┌──

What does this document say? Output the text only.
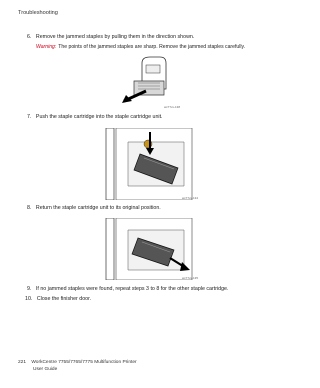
Troubleshooting
6. Remove the jammed staples by pulling them in the direction shown.
Warning: The points of the jammed staples are sharp. Remove the jammed staples carefully.
wc77xx-138
7. Push the staple cartridge into the staple cartridge unit.
wc77xx-134
8. Return the staple cartridge unit to its original position.
wc77xx-135
9. If no jammed staples were found, repeat steps 3 to 8 for the other staple cartridge.
10. Close the finisher door.
221 WorkCentre 7755/7765/7775 Multifunction Printer
User Guide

└──

◆ Exercise ◆
Without the pictures, reproduce every line of the records above exactly.

◆ Answer in full ◆
What does this document say? Output the text only.
Troubleshooting
6. Remove the jammed staples by pulling them in the direction shown.
Warning: The points of the jammed staples are sharp. Remove the jammed staples carefully.
wc77xx-138
7. Push the staple cartridge into the staple cartridge unit.
wc77xx-134
8. Return the staple cartridge unit to its original position.
wc77xx-135
9. If no jammed staples were found, repeat steps 3 to 8 for the other staple cartridge.
10. Close the finisher door.
221 WorkCentre 7755/7765/7775 Multifunction Printer
User Guide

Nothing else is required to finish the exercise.